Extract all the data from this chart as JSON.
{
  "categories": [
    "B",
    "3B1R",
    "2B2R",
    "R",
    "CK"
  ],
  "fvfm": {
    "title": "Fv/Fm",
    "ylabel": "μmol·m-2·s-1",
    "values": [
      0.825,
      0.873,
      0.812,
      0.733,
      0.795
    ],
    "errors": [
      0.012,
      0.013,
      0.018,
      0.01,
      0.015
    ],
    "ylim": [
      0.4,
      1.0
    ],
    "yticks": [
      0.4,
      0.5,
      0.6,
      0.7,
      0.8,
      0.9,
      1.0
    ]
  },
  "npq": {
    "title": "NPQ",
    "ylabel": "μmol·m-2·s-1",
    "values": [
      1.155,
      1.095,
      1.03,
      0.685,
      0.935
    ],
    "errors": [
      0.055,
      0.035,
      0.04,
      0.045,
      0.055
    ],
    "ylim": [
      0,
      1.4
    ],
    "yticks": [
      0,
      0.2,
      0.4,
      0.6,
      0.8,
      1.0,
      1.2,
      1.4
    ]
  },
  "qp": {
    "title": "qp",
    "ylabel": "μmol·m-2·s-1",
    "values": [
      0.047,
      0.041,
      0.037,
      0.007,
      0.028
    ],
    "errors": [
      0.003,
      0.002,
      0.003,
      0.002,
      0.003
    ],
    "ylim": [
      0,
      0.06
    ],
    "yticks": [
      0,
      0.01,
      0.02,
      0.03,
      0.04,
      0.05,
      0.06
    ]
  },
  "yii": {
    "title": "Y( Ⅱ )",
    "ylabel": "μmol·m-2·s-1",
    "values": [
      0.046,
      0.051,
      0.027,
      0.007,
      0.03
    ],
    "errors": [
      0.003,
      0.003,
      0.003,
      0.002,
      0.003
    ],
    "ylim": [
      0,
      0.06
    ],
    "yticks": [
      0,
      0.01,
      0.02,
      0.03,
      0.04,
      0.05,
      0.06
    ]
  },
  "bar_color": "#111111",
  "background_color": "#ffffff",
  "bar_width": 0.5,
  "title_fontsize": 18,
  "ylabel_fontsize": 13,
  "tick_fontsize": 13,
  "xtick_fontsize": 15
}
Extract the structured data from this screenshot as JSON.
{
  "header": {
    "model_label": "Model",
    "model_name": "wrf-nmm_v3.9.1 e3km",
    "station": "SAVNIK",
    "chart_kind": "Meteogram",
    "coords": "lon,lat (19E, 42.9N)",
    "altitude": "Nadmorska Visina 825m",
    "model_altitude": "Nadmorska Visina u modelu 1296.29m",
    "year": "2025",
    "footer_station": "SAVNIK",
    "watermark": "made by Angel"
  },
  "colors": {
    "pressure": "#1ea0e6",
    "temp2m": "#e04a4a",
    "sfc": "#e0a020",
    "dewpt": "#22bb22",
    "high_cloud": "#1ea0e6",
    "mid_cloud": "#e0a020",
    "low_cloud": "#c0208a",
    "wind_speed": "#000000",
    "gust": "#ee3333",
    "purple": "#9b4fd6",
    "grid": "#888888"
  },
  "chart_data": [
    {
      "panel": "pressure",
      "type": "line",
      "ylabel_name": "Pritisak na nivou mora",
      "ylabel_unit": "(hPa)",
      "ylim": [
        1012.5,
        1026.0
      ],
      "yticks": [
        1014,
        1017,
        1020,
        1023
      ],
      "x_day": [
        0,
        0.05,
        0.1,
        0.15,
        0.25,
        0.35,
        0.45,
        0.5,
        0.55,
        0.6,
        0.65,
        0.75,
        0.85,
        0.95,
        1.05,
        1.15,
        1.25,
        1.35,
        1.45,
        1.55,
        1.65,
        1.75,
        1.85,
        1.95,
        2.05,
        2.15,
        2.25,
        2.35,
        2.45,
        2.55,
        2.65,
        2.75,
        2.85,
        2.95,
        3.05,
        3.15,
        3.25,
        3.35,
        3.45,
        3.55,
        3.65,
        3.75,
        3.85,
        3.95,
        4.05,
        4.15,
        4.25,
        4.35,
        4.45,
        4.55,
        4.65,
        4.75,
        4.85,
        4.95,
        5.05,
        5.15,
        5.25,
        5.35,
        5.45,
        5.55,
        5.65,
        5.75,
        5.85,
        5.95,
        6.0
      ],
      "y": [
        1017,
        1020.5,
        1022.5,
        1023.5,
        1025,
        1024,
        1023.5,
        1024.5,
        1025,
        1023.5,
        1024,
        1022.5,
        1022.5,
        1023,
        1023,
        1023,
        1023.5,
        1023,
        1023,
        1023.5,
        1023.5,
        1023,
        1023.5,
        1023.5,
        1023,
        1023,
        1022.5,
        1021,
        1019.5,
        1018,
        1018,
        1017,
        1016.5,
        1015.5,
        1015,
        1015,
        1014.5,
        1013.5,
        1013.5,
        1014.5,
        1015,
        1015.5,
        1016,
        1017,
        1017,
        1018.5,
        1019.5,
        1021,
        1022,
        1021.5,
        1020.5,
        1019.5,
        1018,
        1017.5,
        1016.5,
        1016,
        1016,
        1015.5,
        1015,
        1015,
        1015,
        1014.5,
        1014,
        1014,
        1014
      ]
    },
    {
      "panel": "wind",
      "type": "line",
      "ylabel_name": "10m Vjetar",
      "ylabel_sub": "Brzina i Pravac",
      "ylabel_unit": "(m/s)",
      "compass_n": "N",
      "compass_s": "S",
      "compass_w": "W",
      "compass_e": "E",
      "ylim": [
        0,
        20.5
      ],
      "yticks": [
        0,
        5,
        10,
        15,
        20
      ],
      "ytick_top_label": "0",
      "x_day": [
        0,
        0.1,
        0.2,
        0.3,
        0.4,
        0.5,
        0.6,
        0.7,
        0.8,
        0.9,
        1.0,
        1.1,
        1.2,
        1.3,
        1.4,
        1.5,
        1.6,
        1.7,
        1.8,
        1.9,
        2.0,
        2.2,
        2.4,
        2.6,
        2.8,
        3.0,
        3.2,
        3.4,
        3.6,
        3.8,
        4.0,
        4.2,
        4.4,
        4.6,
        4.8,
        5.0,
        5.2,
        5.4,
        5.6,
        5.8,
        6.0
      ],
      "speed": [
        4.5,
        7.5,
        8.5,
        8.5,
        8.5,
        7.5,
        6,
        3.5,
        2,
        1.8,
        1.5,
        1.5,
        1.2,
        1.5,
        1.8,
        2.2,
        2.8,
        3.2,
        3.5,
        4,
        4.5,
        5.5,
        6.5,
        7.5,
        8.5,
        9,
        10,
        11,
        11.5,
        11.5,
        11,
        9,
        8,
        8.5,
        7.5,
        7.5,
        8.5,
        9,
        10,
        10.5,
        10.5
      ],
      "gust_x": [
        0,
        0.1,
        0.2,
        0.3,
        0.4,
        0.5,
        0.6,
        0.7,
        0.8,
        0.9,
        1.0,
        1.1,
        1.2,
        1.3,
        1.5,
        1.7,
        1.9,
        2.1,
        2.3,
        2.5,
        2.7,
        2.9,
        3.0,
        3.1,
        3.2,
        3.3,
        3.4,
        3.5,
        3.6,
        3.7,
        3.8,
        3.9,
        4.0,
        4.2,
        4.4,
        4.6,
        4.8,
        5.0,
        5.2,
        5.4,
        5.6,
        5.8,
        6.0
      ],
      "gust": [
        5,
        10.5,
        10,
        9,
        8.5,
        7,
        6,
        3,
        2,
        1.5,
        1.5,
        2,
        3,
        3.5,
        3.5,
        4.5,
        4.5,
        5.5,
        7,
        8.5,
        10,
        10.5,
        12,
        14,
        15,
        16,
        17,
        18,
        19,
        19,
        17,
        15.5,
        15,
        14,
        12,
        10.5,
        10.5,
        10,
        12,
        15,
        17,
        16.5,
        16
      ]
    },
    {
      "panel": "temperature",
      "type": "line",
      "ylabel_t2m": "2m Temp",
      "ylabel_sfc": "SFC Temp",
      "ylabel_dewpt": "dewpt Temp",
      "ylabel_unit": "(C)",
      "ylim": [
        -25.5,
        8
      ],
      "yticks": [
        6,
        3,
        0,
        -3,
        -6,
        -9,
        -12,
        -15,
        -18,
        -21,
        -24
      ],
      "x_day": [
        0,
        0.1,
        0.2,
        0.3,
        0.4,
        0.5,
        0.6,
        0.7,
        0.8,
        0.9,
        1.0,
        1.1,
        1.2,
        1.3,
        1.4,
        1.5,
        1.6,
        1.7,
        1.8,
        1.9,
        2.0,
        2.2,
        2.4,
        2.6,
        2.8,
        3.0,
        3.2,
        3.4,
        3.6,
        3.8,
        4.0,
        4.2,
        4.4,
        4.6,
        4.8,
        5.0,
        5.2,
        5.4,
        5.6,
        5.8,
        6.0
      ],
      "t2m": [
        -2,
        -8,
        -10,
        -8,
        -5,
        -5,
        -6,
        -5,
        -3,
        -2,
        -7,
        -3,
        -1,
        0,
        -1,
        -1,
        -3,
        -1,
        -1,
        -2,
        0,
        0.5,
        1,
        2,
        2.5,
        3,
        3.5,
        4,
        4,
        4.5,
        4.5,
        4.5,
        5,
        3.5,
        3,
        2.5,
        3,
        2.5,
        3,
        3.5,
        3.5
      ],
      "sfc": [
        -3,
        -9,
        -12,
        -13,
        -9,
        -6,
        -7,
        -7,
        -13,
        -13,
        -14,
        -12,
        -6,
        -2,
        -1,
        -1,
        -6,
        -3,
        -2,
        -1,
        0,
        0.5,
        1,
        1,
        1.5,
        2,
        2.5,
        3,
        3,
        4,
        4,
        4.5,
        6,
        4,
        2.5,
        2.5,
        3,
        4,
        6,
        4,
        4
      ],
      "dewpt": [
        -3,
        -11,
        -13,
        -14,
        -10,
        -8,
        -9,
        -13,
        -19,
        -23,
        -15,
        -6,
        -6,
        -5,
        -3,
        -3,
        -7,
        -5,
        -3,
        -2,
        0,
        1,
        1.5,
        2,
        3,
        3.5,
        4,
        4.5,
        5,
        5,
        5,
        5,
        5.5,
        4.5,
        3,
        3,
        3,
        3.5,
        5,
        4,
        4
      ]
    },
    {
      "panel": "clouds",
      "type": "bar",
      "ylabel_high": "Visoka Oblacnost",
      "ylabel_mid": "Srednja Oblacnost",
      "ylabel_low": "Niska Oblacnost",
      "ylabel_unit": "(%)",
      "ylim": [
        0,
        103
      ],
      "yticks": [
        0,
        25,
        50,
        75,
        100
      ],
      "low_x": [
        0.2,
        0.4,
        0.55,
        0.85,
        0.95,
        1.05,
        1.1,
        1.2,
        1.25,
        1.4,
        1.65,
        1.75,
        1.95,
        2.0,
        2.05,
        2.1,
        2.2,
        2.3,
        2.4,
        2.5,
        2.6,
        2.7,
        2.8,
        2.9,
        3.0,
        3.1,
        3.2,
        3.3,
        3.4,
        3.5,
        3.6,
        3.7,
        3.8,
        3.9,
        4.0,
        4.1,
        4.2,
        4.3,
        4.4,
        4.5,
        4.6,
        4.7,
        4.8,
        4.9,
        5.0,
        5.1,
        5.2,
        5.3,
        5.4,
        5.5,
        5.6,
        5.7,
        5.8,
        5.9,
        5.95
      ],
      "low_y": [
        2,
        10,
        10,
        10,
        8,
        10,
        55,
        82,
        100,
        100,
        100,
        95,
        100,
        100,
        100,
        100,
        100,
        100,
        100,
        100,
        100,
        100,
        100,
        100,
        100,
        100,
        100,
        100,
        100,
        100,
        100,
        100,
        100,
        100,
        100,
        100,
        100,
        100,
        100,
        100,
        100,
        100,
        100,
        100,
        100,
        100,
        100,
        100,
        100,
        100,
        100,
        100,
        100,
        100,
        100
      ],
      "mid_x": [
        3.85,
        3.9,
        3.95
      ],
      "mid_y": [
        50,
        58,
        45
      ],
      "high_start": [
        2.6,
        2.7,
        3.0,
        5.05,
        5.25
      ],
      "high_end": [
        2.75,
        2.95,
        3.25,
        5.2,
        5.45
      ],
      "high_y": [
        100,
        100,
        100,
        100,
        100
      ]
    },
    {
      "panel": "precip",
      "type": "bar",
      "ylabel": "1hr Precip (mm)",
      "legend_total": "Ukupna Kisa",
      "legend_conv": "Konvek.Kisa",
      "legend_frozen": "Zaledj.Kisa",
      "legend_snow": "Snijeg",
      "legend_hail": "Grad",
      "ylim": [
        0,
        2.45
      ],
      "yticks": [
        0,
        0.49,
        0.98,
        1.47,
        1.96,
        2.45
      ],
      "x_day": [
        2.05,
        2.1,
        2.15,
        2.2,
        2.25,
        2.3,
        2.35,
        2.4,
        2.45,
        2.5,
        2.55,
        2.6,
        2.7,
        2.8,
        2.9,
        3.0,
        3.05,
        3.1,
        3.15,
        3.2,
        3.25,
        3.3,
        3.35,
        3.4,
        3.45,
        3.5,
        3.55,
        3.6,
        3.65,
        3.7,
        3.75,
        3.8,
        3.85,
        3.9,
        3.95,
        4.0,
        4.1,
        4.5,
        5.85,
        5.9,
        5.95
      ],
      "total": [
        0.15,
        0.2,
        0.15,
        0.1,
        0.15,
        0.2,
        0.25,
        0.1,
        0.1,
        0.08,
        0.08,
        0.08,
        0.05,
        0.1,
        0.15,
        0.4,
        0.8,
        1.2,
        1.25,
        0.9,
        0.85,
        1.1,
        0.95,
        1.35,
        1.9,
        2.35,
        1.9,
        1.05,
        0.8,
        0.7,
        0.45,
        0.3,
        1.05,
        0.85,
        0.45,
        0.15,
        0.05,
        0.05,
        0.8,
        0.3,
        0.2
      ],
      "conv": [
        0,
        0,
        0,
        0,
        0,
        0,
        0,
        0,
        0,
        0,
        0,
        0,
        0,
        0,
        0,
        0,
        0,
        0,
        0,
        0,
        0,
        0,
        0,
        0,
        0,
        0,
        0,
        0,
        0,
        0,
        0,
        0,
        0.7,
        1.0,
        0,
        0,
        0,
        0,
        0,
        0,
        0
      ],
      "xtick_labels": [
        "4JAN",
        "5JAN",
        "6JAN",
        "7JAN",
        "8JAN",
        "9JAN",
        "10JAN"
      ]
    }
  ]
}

· · · · · · ·

-- Stated problem --
Choose all lines containing the string "Extract" and copy them out.

-- Solution for this problem --
Extract all the data from this chart as JSON.
Extract the structured data from this screenshot as JSON.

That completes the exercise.